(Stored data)
▬▬▬▬▬▬▬▬▬▬
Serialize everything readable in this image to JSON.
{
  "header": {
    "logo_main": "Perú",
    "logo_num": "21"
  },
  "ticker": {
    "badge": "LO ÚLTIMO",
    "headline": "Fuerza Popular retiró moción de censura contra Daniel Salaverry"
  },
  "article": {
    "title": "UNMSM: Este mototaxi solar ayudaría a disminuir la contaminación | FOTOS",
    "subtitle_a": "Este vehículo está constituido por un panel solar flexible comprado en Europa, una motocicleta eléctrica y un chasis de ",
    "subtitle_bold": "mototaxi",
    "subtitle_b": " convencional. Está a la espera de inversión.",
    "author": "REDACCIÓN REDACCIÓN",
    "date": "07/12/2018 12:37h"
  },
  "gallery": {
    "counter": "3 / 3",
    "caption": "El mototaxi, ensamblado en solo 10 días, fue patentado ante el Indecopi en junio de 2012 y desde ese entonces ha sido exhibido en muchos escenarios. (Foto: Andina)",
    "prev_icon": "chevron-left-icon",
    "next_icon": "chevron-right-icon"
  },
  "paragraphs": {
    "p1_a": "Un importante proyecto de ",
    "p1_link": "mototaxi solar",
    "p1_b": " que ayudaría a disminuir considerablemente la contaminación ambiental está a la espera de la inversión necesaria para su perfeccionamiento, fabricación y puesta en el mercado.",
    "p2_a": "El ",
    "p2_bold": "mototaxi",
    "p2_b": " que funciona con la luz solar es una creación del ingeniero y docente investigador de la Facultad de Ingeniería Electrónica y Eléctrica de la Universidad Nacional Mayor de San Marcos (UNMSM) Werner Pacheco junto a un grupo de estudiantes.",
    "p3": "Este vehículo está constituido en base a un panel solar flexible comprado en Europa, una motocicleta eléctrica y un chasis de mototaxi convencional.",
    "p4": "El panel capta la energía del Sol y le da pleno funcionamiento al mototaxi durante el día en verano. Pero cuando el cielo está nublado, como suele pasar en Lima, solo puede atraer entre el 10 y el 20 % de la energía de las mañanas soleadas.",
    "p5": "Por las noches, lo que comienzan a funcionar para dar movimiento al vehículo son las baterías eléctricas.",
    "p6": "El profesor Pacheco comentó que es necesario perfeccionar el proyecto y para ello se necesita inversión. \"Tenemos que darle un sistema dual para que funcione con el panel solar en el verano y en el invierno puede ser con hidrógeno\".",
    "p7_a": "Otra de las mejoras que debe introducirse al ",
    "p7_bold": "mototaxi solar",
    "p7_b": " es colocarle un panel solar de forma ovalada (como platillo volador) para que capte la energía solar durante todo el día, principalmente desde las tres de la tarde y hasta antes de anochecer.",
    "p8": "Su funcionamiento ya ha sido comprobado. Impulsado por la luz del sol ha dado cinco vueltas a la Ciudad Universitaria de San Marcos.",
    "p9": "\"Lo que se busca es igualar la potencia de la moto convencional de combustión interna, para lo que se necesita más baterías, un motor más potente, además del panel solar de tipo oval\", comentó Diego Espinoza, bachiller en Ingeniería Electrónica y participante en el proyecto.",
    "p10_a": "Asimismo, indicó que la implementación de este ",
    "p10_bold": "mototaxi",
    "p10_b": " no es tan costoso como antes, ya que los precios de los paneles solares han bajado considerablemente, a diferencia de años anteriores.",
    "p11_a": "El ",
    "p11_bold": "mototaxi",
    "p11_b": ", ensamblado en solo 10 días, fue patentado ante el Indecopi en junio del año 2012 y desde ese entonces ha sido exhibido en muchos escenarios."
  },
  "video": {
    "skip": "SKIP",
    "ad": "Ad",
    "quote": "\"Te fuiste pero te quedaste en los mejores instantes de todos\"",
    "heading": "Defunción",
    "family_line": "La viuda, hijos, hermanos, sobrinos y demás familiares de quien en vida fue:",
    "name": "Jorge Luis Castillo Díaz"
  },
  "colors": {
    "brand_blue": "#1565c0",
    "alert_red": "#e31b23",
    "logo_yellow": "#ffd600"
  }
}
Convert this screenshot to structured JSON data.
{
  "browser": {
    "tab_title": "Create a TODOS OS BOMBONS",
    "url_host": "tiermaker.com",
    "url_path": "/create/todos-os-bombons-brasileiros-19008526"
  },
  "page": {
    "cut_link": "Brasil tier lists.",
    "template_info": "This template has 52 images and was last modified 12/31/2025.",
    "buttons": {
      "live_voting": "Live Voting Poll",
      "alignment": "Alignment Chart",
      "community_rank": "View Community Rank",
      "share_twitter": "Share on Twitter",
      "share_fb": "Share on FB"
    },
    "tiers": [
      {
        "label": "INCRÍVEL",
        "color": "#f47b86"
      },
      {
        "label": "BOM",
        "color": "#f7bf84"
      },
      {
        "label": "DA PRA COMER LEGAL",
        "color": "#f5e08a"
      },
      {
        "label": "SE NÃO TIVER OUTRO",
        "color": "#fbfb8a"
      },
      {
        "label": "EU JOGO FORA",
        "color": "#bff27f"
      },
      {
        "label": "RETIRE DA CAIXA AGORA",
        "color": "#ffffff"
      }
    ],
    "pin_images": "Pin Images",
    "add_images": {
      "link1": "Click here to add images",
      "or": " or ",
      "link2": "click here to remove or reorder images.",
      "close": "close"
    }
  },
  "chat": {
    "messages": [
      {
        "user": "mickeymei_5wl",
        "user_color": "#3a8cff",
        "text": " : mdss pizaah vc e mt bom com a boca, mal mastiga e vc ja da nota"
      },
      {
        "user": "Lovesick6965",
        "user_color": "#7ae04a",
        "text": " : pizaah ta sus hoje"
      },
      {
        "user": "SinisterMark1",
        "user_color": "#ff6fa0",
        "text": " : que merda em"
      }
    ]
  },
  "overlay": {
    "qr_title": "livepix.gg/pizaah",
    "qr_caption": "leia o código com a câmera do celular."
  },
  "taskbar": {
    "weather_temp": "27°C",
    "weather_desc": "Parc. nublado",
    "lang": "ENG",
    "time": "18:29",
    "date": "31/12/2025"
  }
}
▬▬▬▬▬▬▬▬▬▬
To be done
Restate all of the entries exactly, please.

The completed task
Serialize everything readable in this image to JSON.
{
  "header": {
    "logo_main": "Perú",
    "logo_num": "21"
  },
  "ticker": {
    "badge": "LO ÚLTIMO",
    "headline": "Fuerza Popular retiró moción de censura contra Daniel Salaverry"
  },
  "article": {
    "title": "UNMSM: Este mototaxi solar ayudaría a disminuir la contaminación | FOTOS",
    "subtitle_a": "Este vehículo está constituido por un panel solar flexible comprado en Europa, una motocicleta eléctrica y un chasis de ",
    "subtitle_bold": "mototaxi",
    "subtitle_b": " convencional. Está a la espera de inversión.",
    "author": "REDACCIÓN REDACCIÓN",
    "date": "07/12/2018 12:37h"
  },
  "gallery": {
    "counter": "3 / 3",
    "caption": "El mototaxi, ensamblado en solo 10 días, fue patentado ante el Indecopi en junio de 2012 y desde ese entonces ha sido exhibido en muchos escenarios. (Foto: Andina)",
    "prev_icon": "chevron-left-icon",
    "next_icon": "chevron-right-icon"
  },
  "paragraphs": {
    "p1_a": "Un importante proyecto de ",
    "p1_link": "mototaxi solar",
    "p1_b": " que ayudaría a disminuir considerablemente la contaminación ambiental está a la espera de la inversión necesaria para su perfeccionamiento, fabricación y puesta en el mercado.",
    "p2_a": "El ",
    "p2_bold": "mototaxi",
    "p2_b": " que funciona con la luz solar es una creación del ingeniero y docente investigador de la Facultad de Ingeniería Electrónica y Eléctrica de la Universidad Nacional Mayor de San Marcos (UNMSM) Werner Pacheco junto a un grupo de estudiantes.",
    "p3": "Este vehículo está constituido en base a un panel solar flexible comprado en Europa, una motocicleta eléctrica y un chasis de mototaxi convencional.",
    "p4": "El panel capta la energía del Sol y le da pleno funcionamiento al mototaxi durante el día en verano. Pero cuando el cielo está nublado, como suele pasar en Lima, solo puede atraer entre el 10 y el 20 % de la energía de las mañanas soleadas.",
    "p5": "Por las noches, lo que comienzan a funcionar para dar movimiento al vehículo son las baterías eléctricas.",
    "p6": "El profesor Pacheco comentó que es necesario perfeccionar el proyecto y para ello se necesita inversión. \"Tenemos que darle un sistema dual para que funcione con el panel solar en el verano y en el invierno puede ser con hidrógeno\".",
    "p7_a": "Otra de las mejoras que debe introducirse al ",
    "p7_bold": "mototaxi solar",
    "p7_b": " es colocarle un panel solar de forma ovalada (como platillo volador) para que capte la energía solar durante todo el día, principalmente desde las tres de la tarde y hasta antes de anochecer.",
    "p8": "Su funcionamiento ya ha sido comprobado. Impulsado por la luz del sol ha dado cinco vueltas a la Ciudad Universitaria de San Marcos.",
    "p9": "\"Lo que se busca es igualar la potencia de la moto convencional de combustión interna, para lo que se necesita más baterías, un motor más potente, además del panel solar de tipo oval\", comentó Diego Espinoza, bachiller en Ingeniería Electrónica y participante en el proyecto.",
    "p10_a": "Asimismo, indicó que la implementación de este ",
    "p10_bold": "mototaxi",
    "p10_b": " no es tan costoso como antes, ya que los precios de los paneles solares han bajado considerablemente, a diferencia de años anteriores.",
    "p11_a": "El ",
    "p11_bold": "mototaxi",
    "p11_b": ", ensamblado en solo 10 días, fue patentado ante el Indecopi en junio del año 2012 y desde ese entonces ha sido exhibido en muchos escenarios."
  },
  "video": {
    "skip": "SKIP",
    "ad": "Ad",
    "quote": "\"Te fuiste pero te quedaste en los mejores instantes de todos\"",
    "heading": "Defunción",
    "family_line": "La viuda, hijos, hermanos, sobrinos y demás familiares de quien en vida fue:",
    "name": "Jorge Luis Castillo Díaz"
  },
  "colors": {
    "brand_blue": "#1565c0",
    "alert_red": "#e31b23",
    "logo_yellow": "#ffd600"
  }
}
Convert this screenshot to structured JSON data.
{
  "browser": {
    "tab_title": "Create a TODOS OS BOMBONS",
    "url_host": "tiermaker.com",
    "url_path": "/create/todos-os-bombons-brasileiros-19008526"
  },
  "page": {
    "cut_link": "Brasil tier lists.",
    "template_info": "This template has 52 images and was last modified 12/31/2025.",
    "buttons": {
      "live_voting": "Live Voting Poll",
      "alignment": "Alignment Chart",
      "community_rank": "View Community Rank",
      "share_twitter": "Share on Twitter",
      "share_fb": "Share on FB"
    },
    "tiers": [
      {
        "label": "INCRÍVEL",
        "color": "#f47b86"
      },
      {
        "label": "BOM",
        "color": "#f7bf84"
      },
      {
        "label": "DA PRA COMER LEGAL",
        "color": "#f5e08a"
      },
      {
        "label": "SE NÃO TIVER OUTRO",
        "color": "#fbfb8a"
      },
      {
        "label": "EU JOGO FORA",
        "color": "#bff27f"
      },
      {
        "label": "RETIRE DA CAIXA AGORA",
        "color": "#ffffff"
      }
    ],
    "pin_images": "Pin Images",
    "add_images": {
      "link1": "Click here to add images",
      "or": " or ",
      "link2": "click here to remove or reorder images.",
      "close": "close"
    }
  },
  "chat": {
    "messages": [
      {
        "user": "mickeymei_5wl",
        "user_color": "#3a8cff",
        "text": " : mdss pizaah vc e mt bom com a boca, mal mastiga e vc ja da nota"
      },
      {
        "user": "Lovesick6965",
        "user_color": "#7ae04a",
        "text": " : pizaah ta sus hoje"
      },
      {
        "user": "SinisterMark1",
        "user_color": "#ff6fa0",
        "text": " : que merda em"
      }
    ]
  },
  "overlay": {
    "qr_title": "livepix.gg/pizaah",
    "qr_caption": "leia o código com a câmera do celular."
  },
  "taskbar": {
    "weather_temp": "27°C",
    "weather_desc": "Parc. nublado",
    "lang": "ENG",
    "time": "18:29",
    "date": "31/12/2025"
  }
}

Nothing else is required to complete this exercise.